**Short exercise:** Write out all the data again, exactly as it stands.

**Records from a dataset:**
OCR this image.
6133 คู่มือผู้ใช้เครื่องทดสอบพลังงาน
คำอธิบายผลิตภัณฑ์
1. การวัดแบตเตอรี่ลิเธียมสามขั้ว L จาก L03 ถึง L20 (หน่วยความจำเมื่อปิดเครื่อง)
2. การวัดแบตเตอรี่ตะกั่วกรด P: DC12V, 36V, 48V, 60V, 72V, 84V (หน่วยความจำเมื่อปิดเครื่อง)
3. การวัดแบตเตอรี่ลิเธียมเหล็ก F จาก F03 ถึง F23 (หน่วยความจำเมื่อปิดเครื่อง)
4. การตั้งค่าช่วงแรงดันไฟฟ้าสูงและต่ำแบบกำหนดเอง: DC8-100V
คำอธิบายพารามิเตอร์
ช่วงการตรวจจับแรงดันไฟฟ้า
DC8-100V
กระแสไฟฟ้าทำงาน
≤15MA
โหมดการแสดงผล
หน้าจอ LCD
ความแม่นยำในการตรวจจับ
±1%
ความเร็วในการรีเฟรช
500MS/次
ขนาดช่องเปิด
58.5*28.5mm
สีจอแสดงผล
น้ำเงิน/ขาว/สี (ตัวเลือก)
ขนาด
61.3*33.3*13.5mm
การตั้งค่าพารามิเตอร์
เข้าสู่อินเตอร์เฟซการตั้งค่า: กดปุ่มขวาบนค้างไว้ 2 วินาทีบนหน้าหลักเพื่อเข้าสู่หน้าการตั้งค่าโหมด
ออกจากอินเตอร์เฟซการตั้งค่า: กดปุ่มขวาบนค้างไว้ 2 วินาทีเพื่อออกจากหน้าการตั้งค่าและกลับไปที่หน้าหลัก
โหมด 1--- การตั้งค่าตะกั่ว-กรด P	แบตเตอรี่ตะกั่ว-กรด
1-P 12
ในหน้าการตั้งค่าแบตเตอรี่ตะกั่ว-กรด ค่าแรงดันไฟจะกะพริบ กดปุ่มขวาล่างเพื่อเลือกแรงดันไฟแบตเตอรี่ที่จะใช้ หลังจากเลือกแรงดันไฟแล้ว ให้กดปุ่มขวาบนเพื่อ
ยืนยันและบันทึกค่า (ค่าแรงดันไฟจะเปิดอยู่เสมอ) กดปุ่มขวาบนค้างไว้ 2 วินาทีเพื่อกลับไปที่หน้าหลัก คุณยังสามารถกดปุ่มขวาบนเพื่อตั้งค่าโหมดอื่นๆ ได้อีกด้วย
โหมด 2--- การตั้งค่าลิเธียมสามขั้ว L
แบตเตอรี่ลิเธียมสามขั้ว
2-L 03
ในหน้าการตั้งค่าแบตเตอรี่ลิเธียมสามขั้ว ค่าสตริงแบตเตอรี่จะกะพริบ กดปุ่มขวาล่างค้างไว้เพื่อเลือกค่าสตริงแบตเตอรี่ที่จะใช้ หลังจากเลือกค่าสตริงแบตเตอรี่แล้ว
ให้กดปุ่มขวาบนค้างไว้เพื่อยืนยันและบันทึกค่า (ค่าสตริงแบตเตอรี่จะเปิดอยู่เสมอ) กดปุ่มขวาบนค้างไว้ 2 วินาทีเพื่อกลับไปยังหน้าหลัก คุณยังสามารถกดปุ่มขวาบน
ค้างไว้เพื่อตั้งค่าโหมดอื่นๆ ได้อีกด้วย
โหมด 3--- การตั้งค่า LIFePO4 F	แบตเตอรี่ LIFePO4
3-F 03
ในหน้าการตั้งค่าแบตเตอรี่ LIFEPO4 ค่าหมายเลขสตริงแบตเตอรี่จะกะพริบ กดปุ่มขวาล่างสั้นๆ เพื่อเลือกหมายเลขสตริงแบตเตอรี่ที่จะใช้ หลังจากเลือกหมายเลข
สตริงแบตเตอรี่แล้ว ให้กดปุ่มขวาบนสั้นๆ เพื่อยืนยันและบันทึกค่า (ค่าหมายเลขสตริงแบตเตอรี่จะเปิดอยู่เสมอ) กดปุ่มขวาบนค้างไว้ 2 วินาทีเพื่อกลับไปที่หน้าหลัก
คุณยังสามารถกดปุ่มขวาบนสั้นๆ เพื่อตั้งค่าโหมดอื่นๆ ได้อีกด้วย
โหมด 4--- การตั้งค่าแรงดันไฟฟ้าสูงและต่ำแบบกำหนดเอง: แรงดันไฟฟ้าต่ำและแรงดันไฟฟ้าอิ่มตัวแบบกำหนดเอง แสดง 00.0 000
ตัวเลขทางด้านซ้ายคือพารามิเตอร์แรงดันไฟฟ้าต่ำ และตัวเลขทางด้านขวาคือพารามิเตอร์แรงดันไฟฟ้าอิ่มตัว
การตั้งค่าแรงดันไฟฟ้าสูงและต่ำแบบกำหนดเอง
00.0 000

**Task solution:**
OCR this image.
6133 คู่มือผู้ใช้เครื่องทดสอบพลังงาน
คำอธิบายผลิตภัณฑ์
1. การวัดแบตเตอรี่ลิเธียมสามขั้ว L จาก L03 ถึง L20 (หน่วยความจำเมื่อปิดเครื่อง)
2. การวัดแบตเตอรี่ตะกั่วกรด P: DC12V, 36V, 48V, 60V, 72V, 84V (หน่วยความจำเมื่อปิดเครื่อง)
3. การวัดแบตเตอรี่ลิเธียมเหล็ก F จาก F03 ถึง F23 (หน่วยความจำเมื่อปิดเครื่อง)
4. การตั้งค่าช่วงแรงดันไฟฟ้าสูงและต่ำแบบกำหนดเอง: DC8-100V
คำอธิบายพารามิเตอร์
ช่วงการตรวจจับแรงดันไฟฟ้า
DC8-100V
กระแสไฟฟ้าทำงาน
≤15MA
โหมดการแสดงผล
หน้าจอ LCD
ความแม่นยำในการตรวจจับ
±1%
ความเร็วในการรีเฟรช
500MS/次
ขนาดช่องเปิด
58.5*28.5mm
สีจอแสดงผล
น้ำเงิน/ขาว/สี (ตัวเลือก)
ขนาด
61.3*33.3*13.5mm
การตั้งค่าพารามิเตอร์
เข้าสู่อินเตอร์เฟซการตั้งค่า: กดปุ่มขวาบนค้างไว้ 2 วินาทีบนหน้าหลักเพื่อเข้าสู่หน้าการตั้งค่าโหมด
ออกจากอินเตอร์เฟซการตั้งค่า: กดปุ่มขวาบนค้างไว้ 2 วินาทีเพื่อออกจากหน้าการตั้งค่าและกลับไปที่หน้าหลัก
โหมด 1--- การตั้งค่าตะกั่ว-กรด P	แบตเตอรี่ตะกั่ว-กรด
1-P 12
ในหน้าการตั้งค่าแบตเตอรี่ตะกั่ว-กรด ค่าแรงดันไฟจะกะพริบ กดปุ่มขวาล่างเพื่อเลือกแรงดันไฟแบตเตอรี่ที่จะใช้ หลังจากเลือกแรงดันไฟแล้ว ให้กดปุ่มขวาบนเพื่อ
ยืนยันและบันทึกค่า (ค่าแรงดันไฟจะเปิดอยู่เสมอ) กดปุ่มขวาบนค้างไว้ 2 วินาทีเพื่อกลับไปที่หน้าหลัก คุณยังสามารถกดปุ่มขวาบนเพื่อตั้งค่าโหมดอื่นๆ ได้อีกด้วย
โหมด 2--- การตั้งค่าลิเธียมสามขั้ว L
แบตเตอรี่ลิเธียมสามขั้ว
2-L 03
ในหน้าการตั้งค่าแบตเตอรี่ลิเธียมสามขั้ว ค่าสตริงแบตเตอรี่จะกะพริบ กดปุ่มขวาล่างค้างไว้เพื่อเลือกค่าสตริงแบตเตอรี่ที่จะใช้ หลังจากเลือกค่าสตริงแบตเตอรี่แล้ว
ให้กดปุ่มขวาบนค้างไว้เพื่อยืนยันและบันทึกค่า (ค่าสตริงแบตเตอรี่จะเปิดอยู่เสมอ) กดปุ่มขวาบนค้างไว้ 2 วินาทีเพื่อกลับไปยังหน้าหลัก คุณยังสามารถกดปุ่มขวาบน
ค้างไว้เพื่อตั้งค่าโหมดอื่นๆ ได้อีกด้วย
โหมด 3--- การตั้งค่า LIFePO4 F	แบตเตอรี่ LIFePO4
3-F 03
ในหน้าการตั้งค่าแบตเตอรี่ LIFEPO4 ค่าหมายเลขสตริงแบตเตอรี่จะกะพริบ กดปุ่มขวาล่างสั้นๆ เพื่อเลือกหมายเลขสตริงแบตเตอรี่ที่จะใช้ หลังจากเลือกหมายเลข
สตริงแบตเตอรี่แล้ว ให้กดปุ่มขวาบนสั้นๆ เพื่อยืนยันและบันทึกค่า (ค่าหมายเลขสตริงแบตเตอรี่จะเปิดอยู่เสมอ) กดปุ่มขวาบนค้างไว้ 2 วินาทีเพื่อกลับไปที่หน้าหลัก
คุณยังสามารถกดปุ่มขวาบนสั้นๆ เพื่อตั้งค่าโหมดอื่นๆ ได้อีกด้วย
โหมด 4--- การตั้งค่าแรงดันไฟฟ้าสูงและต่ำแบบกำหนดเอง: แรงดันไฟฟ้าต่ำและแรงดันไฟฟ้าอิ่มตัวแบบกำหนดเอง แสดง 00.0 000
ตัวเลขทางด้านซ้ายคือพารามิเตอร์แรงดันไฟฟ้าต่ำ และตัวเลขทางด้านขวาคือพารามิเตอร์แรงดันไฟฟ้าอิ่มตัว
การตั้งค่าแรงดันไฟฟ้าสูงและต่ำแบบกำหนดเอง
00.0 000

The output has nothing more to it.